§ SHORT EXERCISE: Copy out all lines carrying the word "title".

━━━━━ INFORMATION PROVIDED ━━━━━

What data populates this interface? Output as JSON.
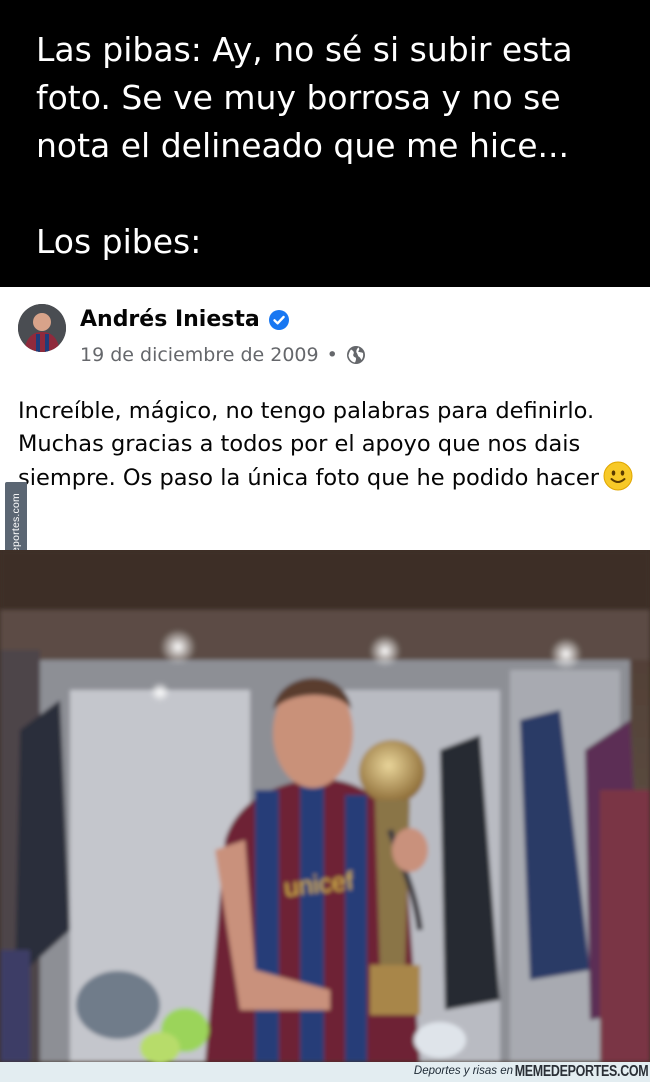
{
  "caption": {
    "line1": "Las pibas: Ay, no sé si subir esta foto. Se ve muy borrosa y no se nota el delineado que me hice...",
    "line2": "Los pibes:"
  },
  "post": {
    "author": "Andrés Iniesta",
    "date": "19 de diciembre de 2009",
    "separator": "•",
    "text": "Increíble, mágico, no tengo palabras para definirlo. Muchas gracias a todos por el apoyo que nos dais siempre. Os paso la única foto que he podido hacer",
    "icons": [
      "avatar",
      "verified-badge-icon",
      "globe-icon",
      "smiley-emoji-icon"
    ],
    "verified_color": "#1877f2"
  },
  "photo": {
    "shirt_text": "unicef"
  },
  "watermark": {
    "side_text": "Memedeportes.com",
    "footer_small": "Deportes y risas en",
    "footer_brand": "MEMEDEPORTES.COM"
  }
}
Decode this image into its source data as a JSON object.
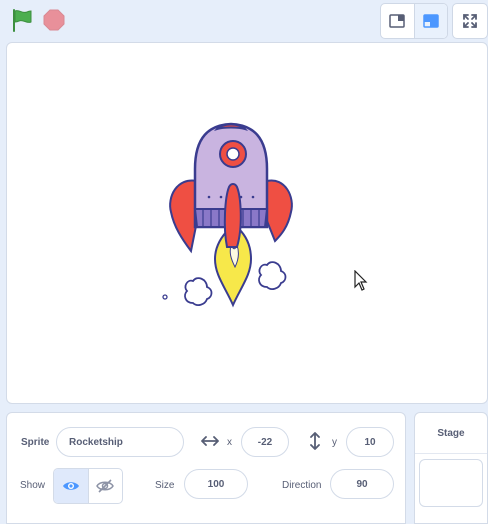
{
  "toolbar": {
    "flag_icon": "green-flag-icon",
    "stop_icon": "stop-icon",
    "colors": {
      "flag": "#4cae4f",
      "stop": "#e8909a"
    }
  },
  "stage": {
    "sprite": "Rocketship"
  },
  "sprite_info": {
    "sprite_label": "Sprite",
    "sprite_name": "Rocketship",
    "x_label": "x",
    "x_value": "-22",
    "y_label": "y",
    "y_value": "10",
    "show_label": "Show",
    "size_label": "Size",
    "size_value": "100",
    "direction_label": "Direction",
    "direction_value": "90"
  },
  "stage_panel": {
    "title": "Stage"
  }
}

━━━━━
━━━━━ INFORMATION PROVIDED ━━━━━

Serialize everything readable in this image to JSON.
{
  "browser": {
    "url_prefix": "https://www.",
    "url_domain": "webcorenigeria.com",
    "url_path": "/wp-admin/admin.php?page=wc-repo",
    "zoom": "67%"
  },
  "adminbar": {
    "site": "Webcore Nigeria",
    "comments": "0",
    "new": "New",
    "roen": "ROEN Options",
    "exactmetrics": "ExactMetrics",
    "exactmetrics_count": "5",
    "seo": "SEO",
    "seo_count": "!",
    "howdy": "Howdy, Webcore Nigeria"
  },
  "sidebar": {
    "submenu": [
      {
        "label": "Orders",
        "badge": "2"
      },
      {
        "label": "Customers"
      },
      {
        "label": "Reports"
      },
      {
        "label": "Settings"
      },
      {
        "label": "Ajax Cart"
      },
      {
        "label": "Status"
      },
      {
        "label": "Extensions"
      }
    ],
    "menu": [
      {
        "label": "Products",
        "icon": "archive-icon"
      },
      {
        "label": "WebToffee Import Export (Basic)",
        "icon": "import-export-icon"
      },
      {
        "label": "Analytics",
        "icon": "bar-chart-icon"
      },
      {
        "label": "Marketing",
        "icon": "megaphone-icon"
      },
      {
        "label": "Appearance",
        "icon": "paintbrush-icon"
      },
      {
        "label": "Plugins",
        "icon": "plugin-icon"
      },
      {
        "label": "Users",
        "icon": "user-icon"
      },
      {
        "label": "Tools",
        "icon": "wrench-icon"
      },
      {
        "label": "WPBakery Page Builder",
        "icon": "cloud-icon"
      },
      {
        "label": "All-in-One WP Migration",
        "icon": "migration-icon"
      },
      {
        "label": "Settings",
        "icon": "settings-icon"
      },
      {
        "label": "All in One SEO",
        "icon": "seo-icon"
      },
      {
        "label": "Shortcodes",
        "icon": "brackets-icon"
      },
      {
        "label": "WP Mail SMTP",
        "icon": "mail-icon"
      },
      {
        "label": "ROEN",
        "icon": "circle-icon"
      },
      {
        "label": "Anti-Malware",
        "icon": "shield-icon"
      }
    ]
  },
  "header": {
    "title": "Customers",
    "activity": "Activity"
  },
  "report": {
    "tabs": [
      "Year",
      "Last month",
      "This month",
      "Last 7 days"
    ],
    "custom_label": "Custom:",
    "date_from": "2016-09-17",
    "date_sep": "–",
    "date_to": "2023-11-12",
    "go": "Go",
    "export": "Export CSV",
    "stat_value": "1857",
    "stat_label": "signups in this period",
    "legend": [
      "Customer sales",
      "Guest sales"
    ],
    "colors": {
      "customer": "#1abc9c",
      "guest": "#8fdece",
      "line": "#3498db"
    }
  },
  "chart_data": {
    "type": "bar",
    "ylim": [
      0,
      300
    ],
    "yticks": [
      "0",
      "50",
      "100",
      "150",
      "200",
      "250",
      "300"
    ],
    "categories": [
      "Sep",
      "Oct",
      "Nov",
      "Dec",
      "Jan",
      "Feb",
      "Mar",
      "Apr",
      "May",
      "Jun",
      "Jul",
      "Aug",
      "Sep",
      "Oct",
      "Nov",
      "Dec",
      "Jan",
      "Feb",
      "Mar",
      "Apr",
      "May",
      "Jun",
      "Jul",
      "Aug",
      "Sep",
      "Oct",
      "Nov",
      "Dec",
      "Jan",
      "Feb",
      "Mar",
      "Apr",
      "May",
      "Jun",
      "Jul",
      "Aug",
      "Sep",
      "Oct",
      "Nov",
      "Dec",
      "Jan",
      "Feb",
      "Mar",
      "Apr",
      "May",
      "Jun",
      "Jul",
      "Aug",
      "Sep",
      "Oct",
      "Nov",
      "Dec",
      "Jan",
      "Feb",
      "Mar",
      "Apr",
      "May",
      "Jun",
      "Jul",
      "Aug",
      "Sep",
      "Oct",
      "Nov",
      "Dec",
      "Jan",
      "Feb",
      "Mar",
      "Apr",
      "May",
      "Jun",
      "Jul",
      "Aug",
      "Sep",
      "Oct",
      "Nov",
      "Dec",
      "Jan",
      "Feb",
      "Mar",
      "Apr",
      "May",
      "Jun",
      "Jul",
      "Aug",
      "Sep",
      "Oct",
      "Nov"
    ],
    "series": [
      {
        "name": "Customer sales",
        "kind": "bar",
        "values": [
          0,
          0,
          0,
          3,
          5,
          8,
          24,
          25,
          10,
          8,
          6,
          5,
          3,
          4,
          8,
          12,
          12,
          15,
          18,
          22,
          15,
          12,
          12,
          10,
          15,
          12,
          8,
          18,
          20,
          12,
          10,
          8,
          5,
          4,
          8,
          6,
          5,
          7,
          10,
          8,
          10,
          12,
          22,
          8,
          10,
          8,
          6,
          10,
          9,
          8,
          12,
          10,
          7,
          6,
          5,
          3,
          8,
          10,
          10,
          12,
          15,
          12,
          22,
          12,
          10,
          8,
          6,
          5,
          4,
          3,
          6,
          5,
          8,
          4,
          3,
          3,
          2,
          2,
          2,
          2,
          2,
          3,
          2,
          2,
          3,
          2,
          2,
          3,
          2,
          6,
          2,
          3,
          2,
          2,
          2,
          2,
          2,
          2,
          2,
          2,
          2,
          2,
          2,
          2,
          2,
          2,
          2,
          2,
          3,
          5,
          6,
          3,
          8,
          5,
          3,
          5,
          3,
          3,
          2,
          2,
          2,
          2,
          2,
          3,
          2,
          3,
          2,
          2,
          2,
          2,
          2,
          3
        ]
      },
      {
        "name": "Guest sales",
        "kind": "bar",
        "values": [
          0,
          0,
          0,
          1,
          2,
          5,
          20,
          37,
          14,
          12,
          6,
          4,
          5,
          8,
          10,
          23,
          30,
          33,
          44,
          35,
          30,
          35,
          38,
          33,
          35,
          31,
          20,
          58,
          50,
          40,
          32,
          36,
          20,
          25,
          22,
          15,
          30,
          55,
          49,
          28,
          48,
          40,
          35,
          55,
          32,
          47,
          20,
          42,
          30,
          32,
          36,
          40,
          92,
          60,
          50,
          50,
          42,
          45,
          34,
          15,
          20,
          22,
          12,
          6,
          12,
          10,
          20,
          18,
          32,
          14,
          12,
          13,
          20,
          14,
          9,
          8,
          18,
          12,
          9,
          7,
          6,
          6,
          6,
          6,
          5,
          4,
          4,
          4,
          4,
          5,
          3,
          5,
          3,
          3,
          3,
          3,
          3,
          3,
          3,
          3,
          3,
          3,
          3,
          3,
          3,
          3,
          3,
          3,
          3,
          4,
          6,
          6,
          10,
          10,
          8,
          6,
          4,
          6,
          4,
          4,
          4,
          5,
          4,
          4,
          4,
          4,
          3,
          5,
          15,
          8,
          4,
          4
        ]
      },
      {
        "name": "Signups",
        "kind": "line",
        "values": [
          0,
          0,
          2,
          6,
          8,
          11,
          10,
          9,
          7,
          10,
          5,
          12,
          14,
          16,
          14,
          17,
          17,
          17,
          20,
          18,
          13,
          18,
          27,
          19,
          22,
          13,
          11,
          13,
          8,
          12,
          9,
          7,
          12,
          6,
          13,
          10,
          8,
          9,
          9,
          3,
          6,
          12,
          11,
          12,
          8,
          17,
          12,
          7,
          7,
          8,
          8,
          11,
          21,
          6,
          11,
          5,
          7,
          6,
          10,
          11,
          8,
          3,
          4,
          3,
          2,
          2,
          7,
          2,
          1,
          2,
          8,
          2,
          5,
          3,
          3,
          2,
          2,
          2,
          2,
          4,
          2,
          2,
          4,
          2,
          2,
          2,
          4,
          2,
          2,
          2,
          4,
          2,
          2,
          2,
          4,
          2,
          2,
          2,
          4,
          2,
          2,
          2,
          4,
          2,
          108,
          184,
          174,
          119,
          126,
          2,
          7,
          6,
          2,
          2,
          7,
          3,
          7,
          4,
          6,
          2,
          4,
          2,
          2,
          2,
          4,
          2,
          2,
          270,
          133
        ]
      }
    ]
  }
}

━━━━━
━━━━━ INFORMATION PROVIDED ━━━━━

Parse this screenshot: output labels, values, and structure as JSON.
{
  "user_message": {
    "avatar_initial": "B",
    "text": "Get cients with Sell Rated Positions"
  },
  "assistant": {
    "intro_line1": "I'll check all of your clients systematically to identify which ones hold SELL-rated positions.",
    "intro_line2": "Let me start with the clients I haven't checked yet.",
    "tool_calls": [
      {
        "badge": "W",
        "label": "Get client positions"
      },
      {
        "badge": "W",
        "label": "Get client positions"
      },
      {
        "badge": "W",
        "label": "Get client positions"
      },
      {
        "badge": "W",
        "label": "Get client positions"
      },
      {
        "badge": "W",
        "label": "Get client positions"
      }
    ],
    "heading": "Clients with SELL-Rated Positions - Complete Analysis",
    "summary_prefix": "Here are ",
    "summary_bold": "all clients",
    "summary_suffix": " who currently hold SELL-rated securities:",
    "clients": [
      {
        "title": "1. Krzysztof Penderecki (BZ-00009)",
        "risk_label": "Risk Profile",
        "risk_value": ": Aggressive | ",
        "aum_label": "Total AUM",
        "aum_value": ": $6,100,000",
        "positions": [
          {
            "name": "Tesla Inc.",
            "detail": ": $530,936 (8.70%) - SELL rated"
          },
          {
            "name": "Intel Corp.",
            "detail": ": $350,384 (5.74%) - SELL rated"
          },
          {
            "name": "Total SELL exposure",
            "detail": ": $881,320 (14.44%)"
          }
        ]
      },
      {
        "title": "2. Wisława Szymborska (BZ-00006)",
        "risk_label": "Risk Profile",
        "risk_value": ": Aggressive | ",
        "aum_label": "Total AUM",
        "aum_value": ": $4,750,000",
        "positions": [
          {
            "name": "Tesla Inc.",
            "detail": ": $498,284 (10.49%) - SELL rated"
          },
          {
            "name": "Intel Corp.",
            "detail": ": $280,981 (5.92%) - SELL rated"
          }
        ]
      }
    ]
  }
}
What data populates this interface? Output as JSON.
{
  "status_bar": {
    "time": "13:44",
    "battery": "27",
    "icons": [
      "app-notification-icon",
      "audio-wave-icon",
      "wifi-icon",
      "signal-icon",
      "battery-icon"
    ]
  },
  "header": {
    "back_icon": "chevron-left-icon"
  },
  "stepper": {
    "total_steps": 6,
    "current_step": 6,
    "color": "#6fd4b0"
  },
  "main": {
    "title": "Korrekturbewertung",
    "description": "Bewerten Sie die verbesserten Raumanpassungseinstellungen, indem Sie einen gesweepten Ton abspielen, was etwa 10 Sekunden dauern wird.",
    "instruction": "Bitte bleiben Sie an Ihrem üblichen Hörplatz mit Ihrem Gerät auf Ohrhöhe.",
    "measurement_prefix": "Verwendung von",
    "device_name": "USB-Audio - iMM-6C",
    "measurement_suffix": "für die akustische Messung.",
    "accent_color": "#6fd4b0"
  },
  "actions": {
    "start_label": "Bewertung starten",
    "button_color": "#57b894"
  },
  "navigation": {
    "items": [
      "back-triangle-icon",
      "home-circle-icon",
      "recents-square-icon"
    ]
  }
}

━━━━━

§ SOLVED EXERCISE:
    "title": "Stage"
    "title": "Customers",
        "title": "1. Krzysztof Penderecki (BZ-00009)",
        "title": "2. Wisława Szymborska (BZ-00006)",
    "title": "Korrekturbewertung",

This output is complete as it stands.